Task to complete
Restate each of the lines below word for word and drop every picture.

Collection entries:
────
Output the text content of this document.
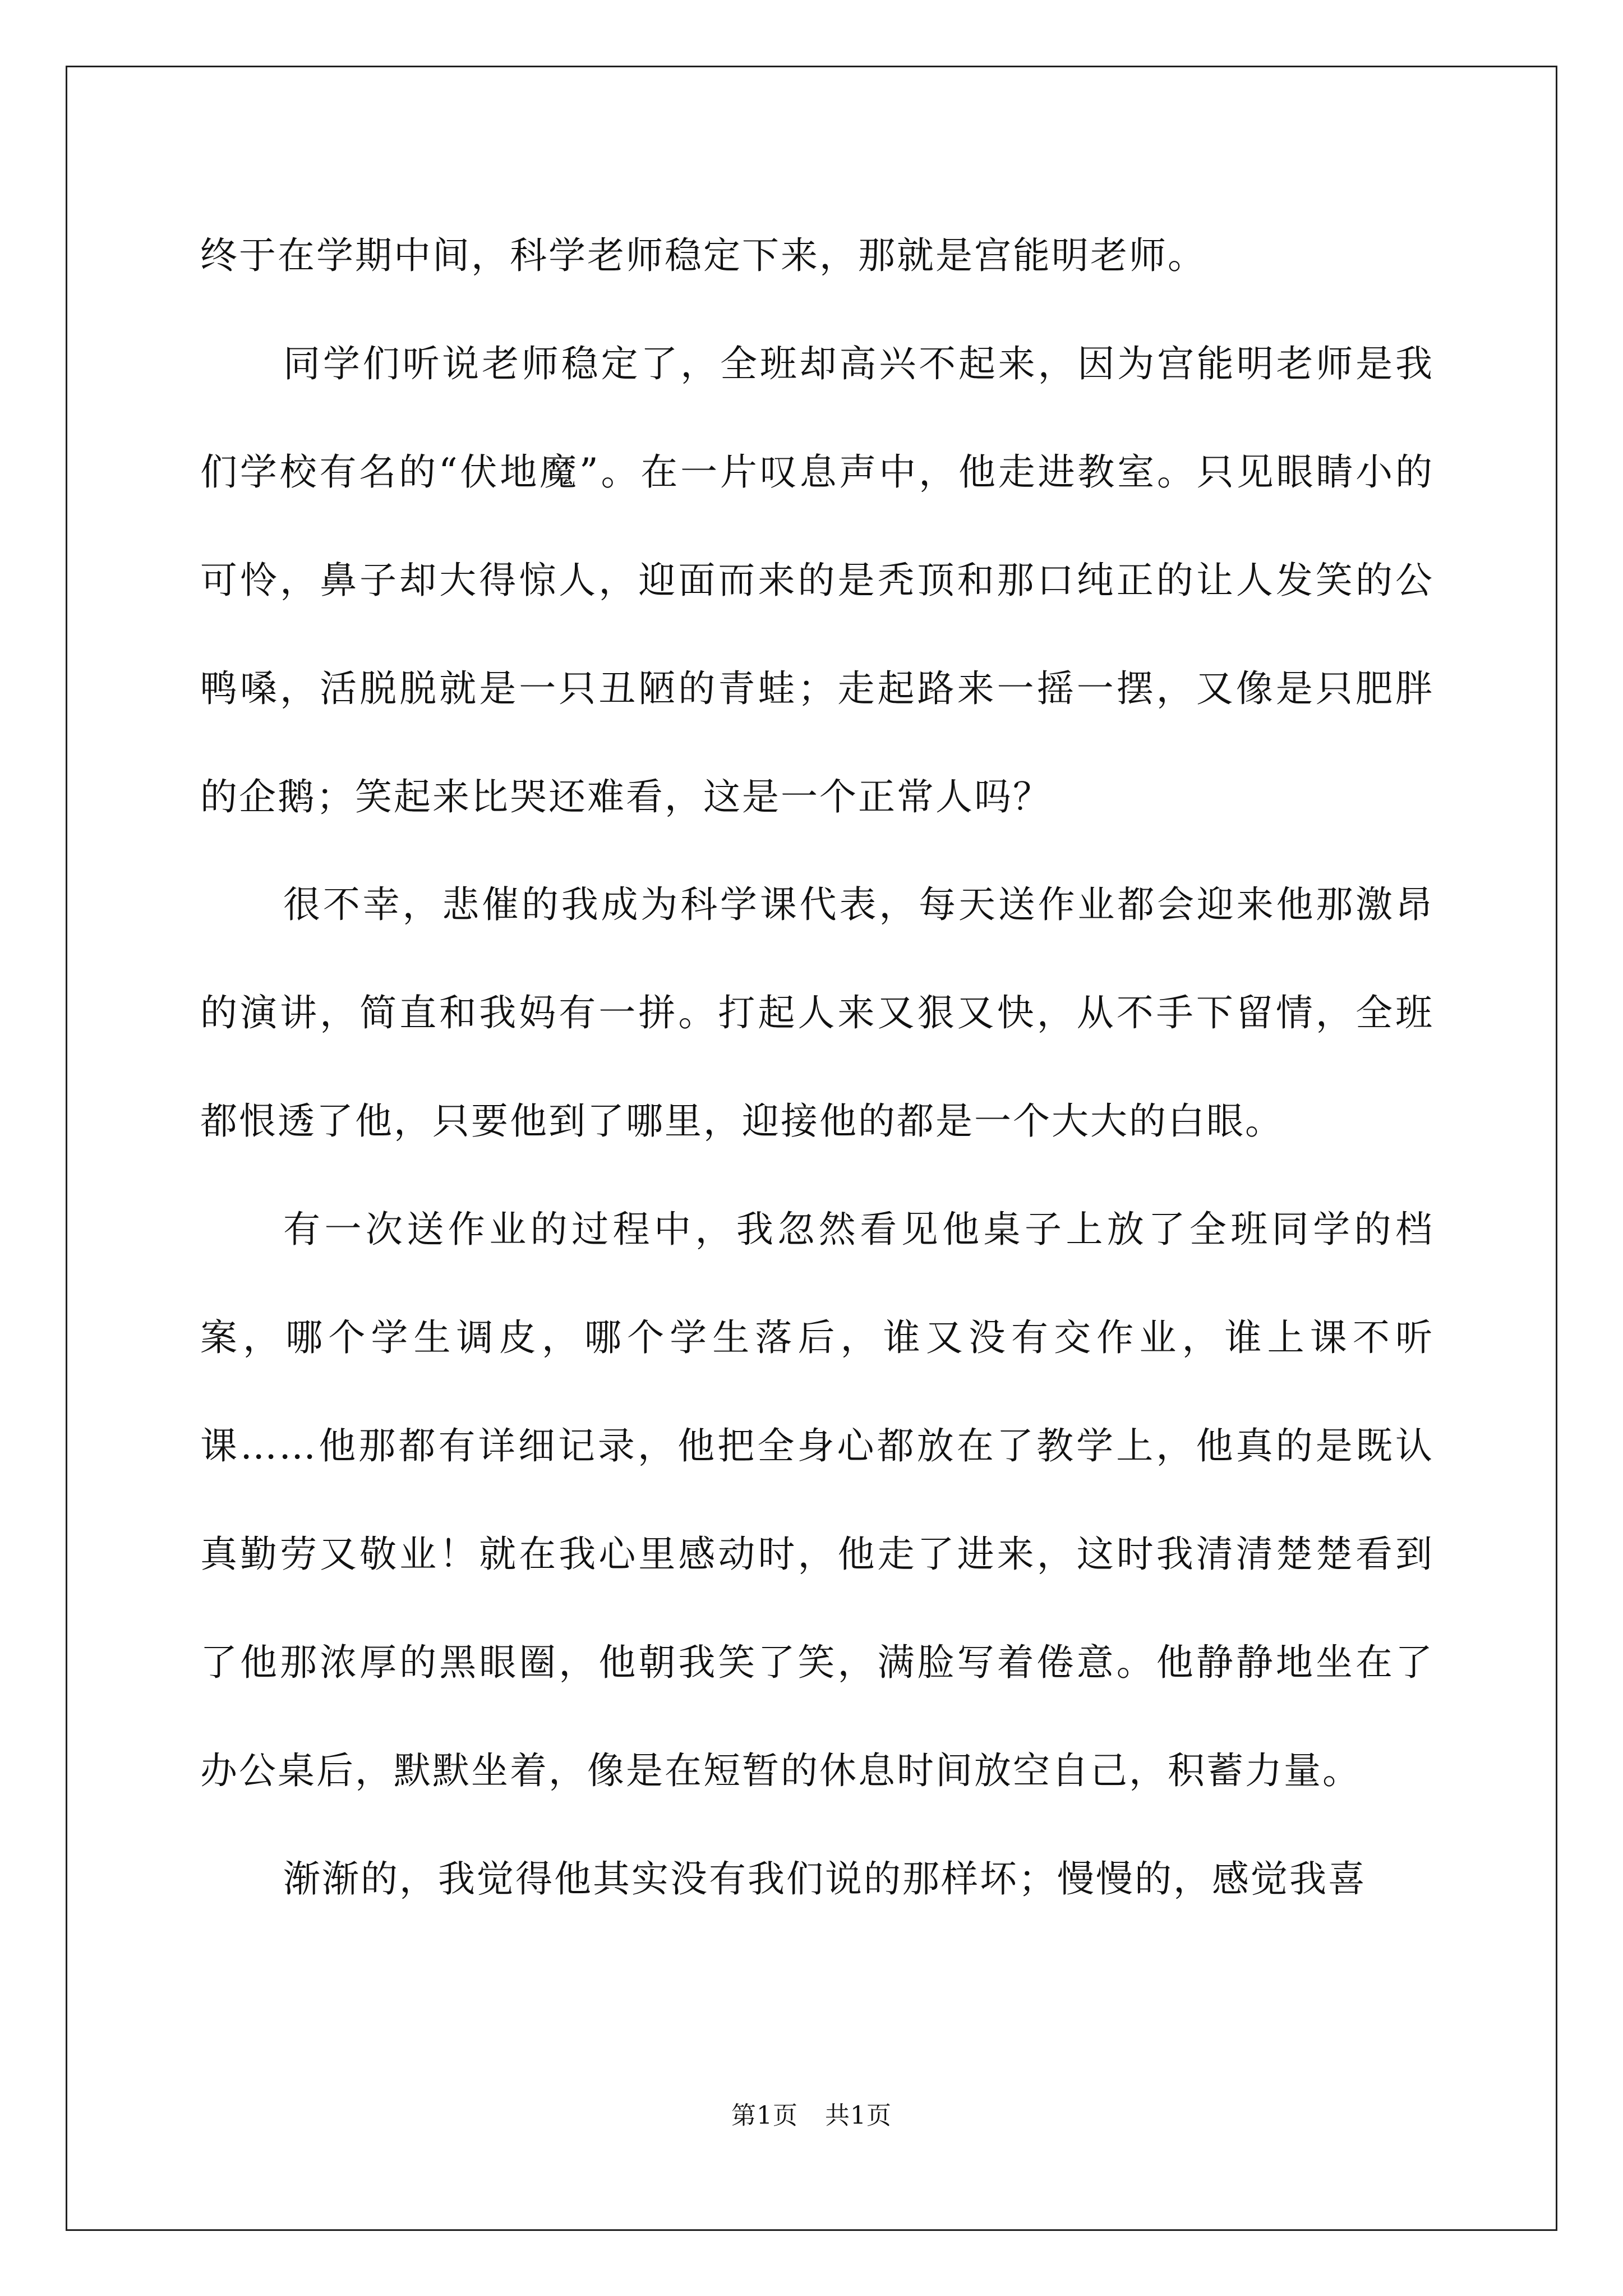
终于在学期中间，科学老师稳定下来，那就是宫能明老师。

同学们听说老师稳定了，全班却高兴不起来，因为宫能明老师是我们学校有名的“伏地魔”。在一片叹息声中，他走进教室。只见眼睛小的可怜，鼻子却大得惊人，迎面而来的是秃顶和那口纯正的让人发笑的公鸭嗓，活脱脱就是一只丑陋的青蛙；走起路来一摇一摆，又像是只肥胖的企鹅；笑起来比哭还难看，这是一个正常人吗？

很不幸，悲催的我成为科学课代表，每天送作业都会迎来他那激昂的演讲，简直和我妈有一拼。打起人来又狠又快，从不手下留情，全班都恨透了他，只要他到了哪里，迎接他的都是一个大大的白眼。

有一次送作业的过程中，我忽然看见他桌子上放了全班同学的档案，哪个学生调皮，哪个学生落后，谁又没有交作业，谁上课不听课……他那都有详细记录，他把全身心都放在了教学上，他真的是既认真勤劳又敬业！就在我心里感动时，他走了进来，这时我清清楚楚看到了他那浓厚的黑眼圈，他朝我笑了笑，满脸写着倦意。他静静地坐在了办公桌后，默默坐着，像是在短暂的休息时间放空自己，积蓄力量。

渐渐的，我觉得他其实没有我们说的那样坏；慢慢的，感觉我喜

第1页 共1页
────
Expected output
Output the text content of this document.
终于在学期中间，科学老师稳定下来，那就是宫能明老师。

同学们听说老师稳定了，全班却高兴不起来，因为宫能明老师是我们学校有名的“伏地魔”。在一片叹息声中，他走进教室。只见眼睛小的可怜，鼻子却大得惊人，迎面而来的是秃顶和那口纯正的让人发笑的公鸭嗓，活脱脱就是一只丑陋的青蛙；走起路来一摇一摆，又像是只肥胖的企鹅；笑起来比哭还难看，这是一个正常人吗？

很不幸，悲催的我成为科学课代表，每天送作业都会迎来他那激昂的演讲，简直和我妈有一拼。打起人来又狠又快，从不手下留情，全班都恨透了他，只要他到了哪里，迎接他的都是一个大大的白眼。

有一次送作业的过程中，我忽然看见他桌子上放了全班同学的档案，哪个学生调皮，哪个学生落后，谁又没有交作业，谁上课不听课……他那都有详细记录，他把全身心都放在了教学上，他真的是既认真勤劳又敬业！就在我心里感动时，他走了进来，这时我清清楚楚看到了他那浓厚的黑眼圈，他朝我笑了笑，满脸写着倦意。他静静地坐在了办公桌后，默默坐着，像是在短暂的休息时间放空自己，积蓄力量。

渐渐的，我觉得他其实没有我们说的那样坏；慢慢的，感觉我喜

第1页 共1页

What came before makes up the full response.